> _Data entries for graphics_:
= = = = =
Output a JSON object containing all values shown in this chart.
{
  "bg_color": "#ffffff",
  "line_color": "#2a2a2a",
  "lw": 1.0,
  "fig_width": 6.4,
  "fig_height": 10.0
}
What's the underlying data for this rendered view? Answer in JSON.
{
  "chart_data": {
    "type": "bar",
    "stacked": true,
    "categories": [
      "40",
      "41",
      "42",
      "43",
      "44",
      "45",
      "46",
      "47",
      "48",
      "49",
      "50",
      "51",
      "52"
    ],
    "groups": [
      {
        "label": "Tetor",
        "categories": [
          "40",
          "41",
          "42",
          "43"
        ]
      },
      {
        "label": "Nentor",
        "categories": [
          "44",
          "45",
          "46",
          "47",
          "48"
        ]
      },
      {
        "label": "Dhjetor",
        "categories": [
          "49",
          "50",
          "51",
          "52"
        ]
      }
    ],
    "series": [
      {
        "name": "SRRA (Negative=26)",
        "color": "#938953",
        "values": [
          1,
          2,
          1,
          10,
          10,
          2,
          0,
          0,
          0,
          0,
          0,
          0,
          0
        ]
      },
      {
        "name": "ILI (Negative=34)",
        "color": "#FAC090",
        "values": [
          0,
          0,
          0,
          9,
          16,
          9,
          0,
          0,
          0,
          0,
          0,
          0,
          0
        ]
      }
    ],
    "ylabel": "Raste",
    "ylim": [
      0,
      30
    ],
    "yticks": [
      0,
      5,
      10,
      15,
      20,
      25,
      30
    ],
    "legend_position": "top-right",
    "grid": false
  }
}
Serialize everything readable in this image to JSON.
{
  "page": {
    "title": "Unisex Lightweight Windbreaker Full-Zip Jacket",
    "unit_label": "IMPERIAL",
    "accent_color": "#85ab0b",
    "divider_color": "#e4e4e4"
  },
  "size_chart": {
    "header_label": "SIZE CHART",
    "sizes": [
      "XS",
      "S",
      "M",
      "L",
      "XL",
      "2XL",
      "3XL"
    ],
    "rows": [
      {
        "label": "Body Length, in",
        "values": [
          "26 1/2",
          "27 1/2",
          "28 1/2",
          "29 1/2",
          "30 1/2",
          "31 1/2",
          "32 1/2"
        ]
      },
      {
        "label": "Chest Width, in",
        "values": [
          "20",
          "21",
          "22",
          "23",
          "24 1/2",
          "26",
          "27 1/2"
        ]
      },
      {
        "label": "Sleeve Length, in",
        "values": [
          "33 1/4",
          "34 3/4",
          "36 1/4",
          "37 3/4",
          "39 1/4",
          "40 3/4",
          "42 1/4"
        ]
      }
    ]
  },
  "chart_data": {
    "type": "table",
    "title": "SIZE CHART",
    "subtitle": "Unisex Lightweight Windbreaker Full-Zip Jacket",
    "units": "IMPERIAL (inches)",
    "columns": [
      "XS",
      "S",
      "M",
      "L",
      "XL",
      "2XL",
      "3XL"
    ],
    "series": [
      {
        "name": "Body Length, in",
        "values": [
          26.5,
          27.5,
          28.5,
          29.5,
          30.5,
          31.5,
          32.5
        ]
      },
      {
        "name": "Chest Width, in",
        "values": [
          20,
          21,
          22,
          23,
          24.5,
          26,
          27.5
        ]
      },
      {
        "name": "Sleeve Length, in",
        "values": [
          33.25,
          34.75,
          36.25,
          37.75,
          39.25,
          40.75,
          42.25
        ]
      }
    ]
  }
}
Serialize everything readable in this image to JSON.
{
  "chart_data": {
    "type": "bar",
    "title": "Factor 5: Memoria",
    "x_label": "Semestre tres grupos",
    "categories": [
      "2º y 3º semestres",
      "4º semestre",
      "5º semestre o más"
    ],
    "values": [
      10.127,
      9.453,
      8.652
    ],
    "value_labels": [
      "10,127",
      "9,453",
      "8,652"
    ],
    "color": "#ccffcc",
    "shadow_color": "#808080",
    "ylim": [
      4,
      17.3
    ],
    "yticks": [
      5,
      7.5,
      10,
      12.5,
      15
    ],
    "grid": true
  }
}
= = = = =
> _Written request_: Reproduce the data, keeping every line exactly the same.

> _Exercise response_:
Output a JSON object containing all values shown in this chart.
{
  "bg_color": "#ffffff",
  "line_color": "#2a2a2a",
  "lw": 1.0,
  "fig_width": 6.4,
  "fig_height": 10.0
}
What's the underlying data for this rendered view? Answer in JSON.
{
  "chart_data": {
    "type": "bar",
    "stacked": true,
    "categories": [
      "40",
      "41",
      "42",
      "43",
      "44",
      "45",
      "46",
      "47",
      "48",
      "49",
      "50",
      "51",
      "52"
    ],
    "groups": [
      {
        "label": "Tetor",
        "categories": [
          "40",
          "41",
          "42",
          "43"
        ]
      },
      {
        "label": "Nentor",
        "categories": [
          "44",
          "45",
          "46",
          "47",
          "48"
        ]
      },
      {
        "label": "Dhjetor",
        "categories": [
          "49",
          "50",
          "51",
          "52"
        ]
      }
    ],
    "series": [
      {
        "name": "SRRA (Negative=26)",
        "color": "#938953",
        "values": [
          1,
          2,
          1,
          10,
          10,
          2,
          0,
          0,
          0,
          0,
          0,
          0,
          0
        ]
      },
      {
        "name": "ILI (Negative=34)",
        "color": "#FAC090",
        "values": [
          0,
          0,
          0,
          9,
          16,
          9,
          0,
          0,
          0,
          0,
          0,
          0,
          0
        ]
      }
    ],
    "ylabel": "Raste",
    "ylim": [
      0,
      30
    ],
    "yticks": [
      0,
      5,
      10,
      15,
      20,
      25,
      30
    ],
    "legend_position": "top-right",
    "grid": false
  }
}
Serialize everything readable in this image to JSON.
{
  "page": {
    "title": "Unisex Lightweight Windbreaker Full-Zip Jacket",
    "unit_label": "IMPERIAL",
    "accent_color": "#85ab0b",
    "divider_color": "#e4e4e4"
  },
  "size_chart": {
    "header_label": "SIZE CHART",
    "sizes": [
      "XS",
      "S",
      "M",
      "L",
      "XL",
      "2XL",
      "3XL"
    ],
    "rows": [
      {
        "label": "Body Length, in",
        "values": [
          "26 1/2",
          "27 1/2",
          "28 1/2",
          "29 1/2",
          "30 1/2",
          "31 1/2",
          "32 1/2"
        ]
      },
      {
        "label": "Chest Width, in",
        "values": [
          "20",
          "21",
          "22",
          "23",
          "24 1/2",
          "26",
          "27 1/2"
        ]
      },
      {
        "label": "Sleeve Length, in",
        "values": [
          "33 1/4",
          "34 3/4",
          "36 1/4",
          "37 3/4",
          "39 1/4",
          "40 3/4",
          "42 1/4"
        ]
      }
    ]
  },
  "chart_data": {
    "type": "table",
    "title": "SIZE CHART",
    "subtitle": "Unisex Lightweight Windbreaker Full-Zip Jacket",
    "units": "IMPERIAL (inches)",
    "columns": [
      "XS",
      "S",
      "M",
      "L",
      "XL",
      "2XL",
      "3XL"
    ],
    "series": [
      {
        "name": "Body Length, in",
        "values": [
          26.5,
          27.5,
          28.5,
          29.5,
          30.5,
          31.5,
          32.5
        ]
      },
      {
        "name": "Chest Width, in",
        "values": [
          20,
          21,
          22,
          23,
          24.5,
          26,
          27.5
        ]
      },
      {
        "name": "Sleeve Length, in",
        "values": [
          33.25,
          34.75,
          36.25,
          37.75,
          39.25,
          40.75,
          42.25
        ]
      }
    ]
  }
}
Serialize everything readable in this image to JSON.
{
  "chart_data": {
    "type": "bar",
    "title": "Factor 5: Memoria",
    "x_label": "Semestre tres grupos",
    "categories": [
      "2º y 3º semestres",
      "4º semestre",
      "5º semestre o más"
    ],
    "values": [
      10.127,
      9.453,
      8.652
    ],
    "value_labels": [
      "10,127",
      "9,453",
      "8,652"
    ],
    "color": "#ccffcc",
    "shadow_color": "#808080",
    "ylim": [
      4,
      17.3
    ],
    "yticks": [
      5,
      7.5,
      10,
      12.5,
      15
    ],
    "grid": true
  }
}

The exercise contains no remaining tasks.